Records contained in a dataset
»»

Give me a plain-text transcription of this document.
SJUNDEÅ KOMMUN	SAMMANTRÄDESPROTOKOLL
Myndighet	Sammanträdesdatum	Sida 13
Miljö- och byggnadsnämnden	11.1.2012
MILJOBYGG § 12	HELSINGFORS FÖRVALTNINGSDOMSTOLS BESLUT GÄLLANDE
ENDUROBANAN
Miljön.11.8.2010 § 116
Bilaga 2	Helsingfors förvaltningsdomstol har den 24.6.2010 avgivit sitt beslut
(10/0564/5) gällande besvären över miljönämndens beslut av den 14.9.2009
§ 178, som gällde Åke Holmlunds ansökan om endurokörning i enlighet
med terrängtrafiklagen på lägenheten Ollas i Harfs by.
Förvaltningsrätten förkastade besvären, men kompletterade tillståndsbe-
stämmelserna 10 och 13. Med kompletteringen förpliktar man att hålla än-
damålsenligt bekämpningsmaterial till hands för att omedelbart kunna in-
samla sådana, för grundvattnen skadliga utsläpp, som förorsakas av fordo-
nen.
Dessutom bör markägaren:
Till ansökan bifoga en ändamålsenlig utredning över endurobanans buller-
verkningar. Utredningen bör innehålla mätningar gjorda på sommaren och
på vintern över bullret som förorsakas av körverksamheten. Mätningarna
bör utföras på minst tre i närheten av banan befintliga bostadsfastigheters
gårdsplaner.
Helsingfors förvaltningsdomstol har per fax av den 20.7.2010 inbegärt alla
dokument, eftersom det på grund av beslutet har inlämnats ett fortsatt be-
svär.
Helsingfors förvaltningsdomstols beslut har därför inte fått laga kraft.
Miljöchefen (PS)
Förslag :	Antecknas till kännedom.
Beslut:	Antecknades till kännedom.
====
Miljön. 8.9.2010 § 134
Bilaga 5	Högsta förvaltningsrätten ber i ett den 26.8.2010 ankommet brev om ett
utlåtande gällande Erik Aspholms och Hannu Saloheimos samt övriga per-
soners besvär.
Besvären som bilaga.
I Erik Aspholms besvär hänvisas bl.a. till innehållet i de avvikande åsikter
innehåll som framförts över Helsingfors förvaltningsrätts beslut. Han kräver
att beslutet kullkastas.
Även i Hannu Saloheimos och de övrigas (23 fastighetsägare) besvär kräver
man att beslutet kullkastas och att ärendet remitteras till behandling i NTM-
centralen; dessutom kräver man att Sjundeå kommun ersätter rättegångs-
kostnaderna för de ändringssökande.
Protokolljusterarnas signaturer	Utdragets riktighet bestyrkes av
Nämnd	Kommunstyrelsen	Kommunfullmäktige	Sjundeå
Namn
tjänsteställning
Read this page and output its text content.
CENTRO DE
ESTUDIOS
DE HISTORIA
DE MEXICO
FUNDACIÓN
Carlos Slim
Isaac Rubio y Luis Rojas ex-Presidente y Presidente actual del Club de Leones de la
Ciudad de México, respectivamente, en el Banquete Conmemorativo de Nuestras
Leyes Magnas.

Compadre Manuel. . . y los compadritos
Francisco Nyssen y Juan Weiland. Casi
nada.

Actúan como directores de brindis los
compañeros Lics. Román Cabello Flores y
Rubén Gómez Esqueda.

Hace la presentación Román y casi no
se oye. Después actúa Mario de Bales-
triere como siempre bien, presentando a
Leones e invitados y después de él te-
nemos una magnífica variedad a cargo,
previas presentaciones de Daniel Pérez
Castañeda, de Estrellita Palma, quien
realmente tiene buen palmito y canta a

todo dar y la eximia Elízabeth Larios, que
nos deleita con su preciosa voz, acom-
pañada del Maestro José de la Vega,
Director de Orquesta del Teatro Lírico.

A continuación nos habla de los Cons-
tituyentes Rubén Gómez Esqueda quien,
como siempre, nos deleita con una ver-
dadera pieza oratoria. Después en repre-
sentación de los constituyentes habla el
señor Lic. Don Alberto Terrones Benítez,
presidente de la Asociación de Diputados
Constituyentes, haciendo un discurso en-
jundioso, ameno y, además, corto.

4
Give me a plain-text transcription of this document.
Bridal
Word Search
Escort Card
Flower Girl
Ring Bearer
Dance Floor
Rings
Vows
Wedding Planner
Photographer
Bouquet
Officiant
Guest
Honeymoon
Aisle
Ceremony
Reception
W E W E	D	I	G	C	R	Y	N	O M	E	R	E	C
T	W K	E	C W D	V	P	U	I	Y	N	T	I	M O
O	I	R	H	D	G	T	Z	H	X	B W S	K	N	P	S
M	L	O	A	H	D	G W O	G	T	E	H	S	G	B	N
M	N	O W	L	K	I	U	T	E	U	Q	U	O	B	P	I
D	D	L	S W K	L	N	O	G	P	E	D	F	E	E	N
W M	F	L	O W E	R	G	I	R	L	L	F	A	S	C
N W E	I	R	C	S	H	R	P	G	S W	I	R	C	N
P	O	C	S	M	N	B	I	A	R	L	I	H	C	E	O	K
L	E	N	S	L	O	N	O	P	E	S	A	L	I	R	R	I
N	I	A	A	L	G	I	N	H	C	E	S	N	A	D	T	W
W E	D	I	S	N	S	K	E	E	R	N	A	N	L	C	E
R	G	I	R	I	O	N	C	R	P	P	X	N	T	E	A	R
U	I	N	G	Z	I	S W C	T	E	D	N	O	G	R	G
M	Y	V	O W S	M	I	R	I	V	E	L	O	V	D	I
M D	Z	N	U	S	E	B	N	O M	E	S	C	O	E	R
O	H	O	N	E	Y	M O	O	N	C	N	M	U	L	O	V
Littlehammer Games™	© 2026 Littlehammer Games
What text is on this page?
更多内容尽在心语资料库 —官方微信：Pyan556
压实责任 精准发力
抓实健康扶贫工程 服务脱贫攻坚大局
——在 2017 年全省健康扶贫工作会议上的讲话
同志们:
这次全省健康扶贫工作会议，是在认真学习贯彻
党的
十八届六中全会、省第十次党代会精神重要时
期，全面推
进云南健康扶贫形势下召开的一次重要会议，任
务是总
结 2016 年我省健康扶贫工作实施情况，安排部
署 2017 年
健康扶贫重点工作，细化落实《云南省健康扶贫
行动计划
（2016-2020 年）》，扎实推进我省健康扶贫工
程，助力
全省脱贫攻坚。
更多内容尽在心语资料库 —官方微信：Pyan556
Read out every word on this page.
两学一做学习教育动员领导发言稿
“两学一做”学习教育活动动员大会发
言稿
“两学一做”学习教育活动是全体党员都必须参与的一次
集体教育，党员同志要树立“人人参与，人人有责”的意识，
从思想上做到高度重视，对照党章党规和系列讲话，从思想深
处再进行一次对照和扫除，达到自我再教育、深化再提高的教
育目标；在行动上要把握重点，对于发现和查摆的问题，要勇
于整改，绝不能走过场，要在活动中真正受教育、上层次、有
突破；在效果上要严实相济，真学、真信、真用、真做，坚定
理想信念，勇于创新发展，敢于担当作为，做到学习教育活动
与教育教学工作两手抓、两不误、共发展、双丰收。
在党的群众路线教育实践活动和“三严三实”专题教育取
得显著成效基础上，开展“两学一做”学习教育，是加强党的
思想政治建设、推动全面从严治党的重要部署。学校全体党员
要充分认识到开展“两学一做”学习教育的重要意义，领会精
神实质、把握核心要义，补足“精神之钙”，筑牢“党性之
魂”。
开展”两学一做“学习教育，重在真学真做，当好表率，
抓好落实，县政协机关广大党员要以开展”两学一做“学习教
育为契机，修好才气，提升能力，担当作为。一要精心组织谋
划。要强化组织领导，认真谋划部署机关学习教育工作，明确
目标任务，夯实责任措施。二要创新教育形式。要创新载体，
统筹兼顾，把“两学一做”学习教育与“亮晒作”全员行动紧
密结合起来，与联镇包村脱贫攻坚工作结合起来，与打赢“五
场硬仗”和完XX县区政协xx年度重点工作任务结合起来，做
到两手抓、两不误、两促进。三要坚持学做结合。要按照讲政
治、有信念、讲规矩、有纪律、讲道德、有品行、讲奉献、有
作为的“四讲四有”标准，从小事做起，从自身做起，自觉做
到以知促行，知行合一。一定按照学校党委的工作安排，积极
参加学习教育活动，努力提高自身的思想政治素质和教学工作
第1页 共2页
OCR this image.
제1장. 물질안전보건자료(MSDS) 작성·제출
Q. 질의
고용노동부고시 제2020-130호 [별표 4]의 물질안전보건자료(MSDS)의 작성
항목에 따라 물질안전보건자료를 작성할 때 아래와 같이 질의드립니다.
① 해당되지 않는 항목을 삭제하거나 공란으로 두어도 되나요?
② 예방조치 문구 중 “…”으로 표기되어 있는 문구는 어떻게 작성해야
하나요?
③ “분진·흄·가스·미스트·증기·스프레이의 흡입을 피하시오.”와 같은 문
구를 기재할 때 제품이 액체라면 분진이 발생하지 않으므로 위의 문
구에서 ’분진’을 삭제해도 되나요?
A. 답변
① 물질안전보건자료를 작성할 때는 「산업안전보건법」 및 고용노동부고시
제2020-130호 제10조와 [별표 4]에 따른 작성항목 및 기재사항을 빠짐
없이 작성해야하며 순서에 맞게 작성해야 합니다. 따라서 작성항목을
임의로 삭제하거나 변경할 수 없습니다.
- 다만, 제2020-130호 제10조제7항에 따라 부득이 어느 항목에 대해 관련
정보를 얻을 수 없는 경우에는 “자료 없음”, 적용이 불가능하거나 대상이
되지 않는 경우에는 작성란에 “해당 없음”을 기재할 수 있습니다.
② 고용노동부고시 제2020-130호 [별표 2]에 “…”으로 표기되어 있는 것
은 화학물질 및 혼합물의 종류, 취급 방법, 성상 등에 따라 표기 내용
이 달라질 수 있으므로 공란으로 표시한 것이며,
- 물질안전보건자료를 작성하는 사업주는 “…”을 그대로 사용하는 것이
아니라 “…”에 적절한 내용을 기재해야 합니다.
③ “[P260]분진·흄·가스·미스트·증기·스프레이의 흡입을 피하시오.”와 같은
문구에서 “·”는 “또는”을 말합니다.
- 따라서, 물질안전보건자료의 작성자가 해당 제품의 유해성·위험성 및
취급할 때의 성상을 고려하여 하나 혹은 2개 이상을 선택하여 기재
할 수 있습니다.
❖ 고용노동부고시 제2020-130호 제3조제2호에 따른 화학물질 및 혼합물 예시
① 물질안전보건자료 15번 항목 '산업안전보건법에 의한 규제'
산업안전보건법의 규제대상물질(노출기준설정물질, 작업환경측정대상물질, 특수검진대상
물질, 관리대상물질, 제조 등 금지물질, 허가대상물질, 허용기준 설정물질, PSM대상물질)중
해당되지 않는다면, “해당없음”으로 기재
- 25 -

««

* [Problem statement] Extract every line from the one with "OCR this image." down to the final line above, both included, exactly as written.

* [Complete response]
OCR this image.
제1장. 물질안전보건자료(MSDS) 작성·제출
Q. 질의
고용노동부고시 제2020-130호 [별표 4]의 물질안전보건자료(MSDS)의 작성
항목에 따라 물질안전보건자료를 작성할 때 아래와 같이 질의드립니다.
① 해당되지 않는 항목을 삭제하거나 공란으로 두어도 되나요?
② 예방조치 문구 중 “…”으로 표기되어 있는 문구는 어떻게 작성해야
하나요?
③ “분진·흄·가스·미스트·증기·스프레이의 흡입을 피하시오.”와 같은 문
구를 기재할 때 제품이 액체라면 분진이 발생하지 않으므로 위의 문
구에서 ’분진’을 삭제해도 되나요?
A. 답변
① 물질안전보건자료를 작성할 때는 「산업안전보건법」 및 고용노동부고시
제2020-130호 제10조와 [별표 4]에 따른 작성항목 및 기재사항을 빠짐
없이 작성해야하며 순서에 맞게 작성해야 합니다. 따라서 작성항목을
임의로 삭제하거나 변경할 수 없습니다.
- 다만, 제2020-130호 제10조제7항에 따라 부득이 어느 항목에 대해 관련
정보를 얻을 수 없는 경우에는 “자료 없음”, 적용이 불가능하거나 대상이
되지 않는 경우에는 작성란에 “해당 없음”을 기재할 수 있습니다.
② 고용노동부고시 제2020-130호 [별표 2]에 “…”으로 표기되어 있는 것
은 화학물질 및 혼합물의 종류, 취급 방법, 성상 등에 따라 표기 내용
이 달라질 수 있으므로 공란으로 표시한 것이며,
- 물질안전보건자료를 작성하는 사업주는 “…”을 그대로 사용하는 것이
아니라 “…”에 적절한 내용을 기재해야 합니다.
③ “[P260]분진·흄·가스·미스트·증기·스프레이의 흡입을 피하시오.”와 같은
문구에서 “·”는 “또는”을 말합니다.
- 따라서, 물질안전보건자료의 작성자가 해당 제품의 유해성·위험성 및
취급할 때의 성상을 고려하여 하나 혹은 2개 이상을 선택하여 기재
할 수 있습니다.
❖ 고용노동부고시 제2020-130호 제3조제2호에 따른 화학물질 및 혼합물 예시
① 물질안전보건자료 15번 항목 '산업안전보건법에 의한 규제'
산업안전보건법의 규제대상물질(노출기준설정물질, 작업환경측정대상물질, 특수검진대상
물질, 관리대상물질, 제조 등 금지물질, 허가대상물질, 허용기준 설정물질, PSM대상물질)중
해당되지 않는다면, “해당없음”으로 기재
- 25 -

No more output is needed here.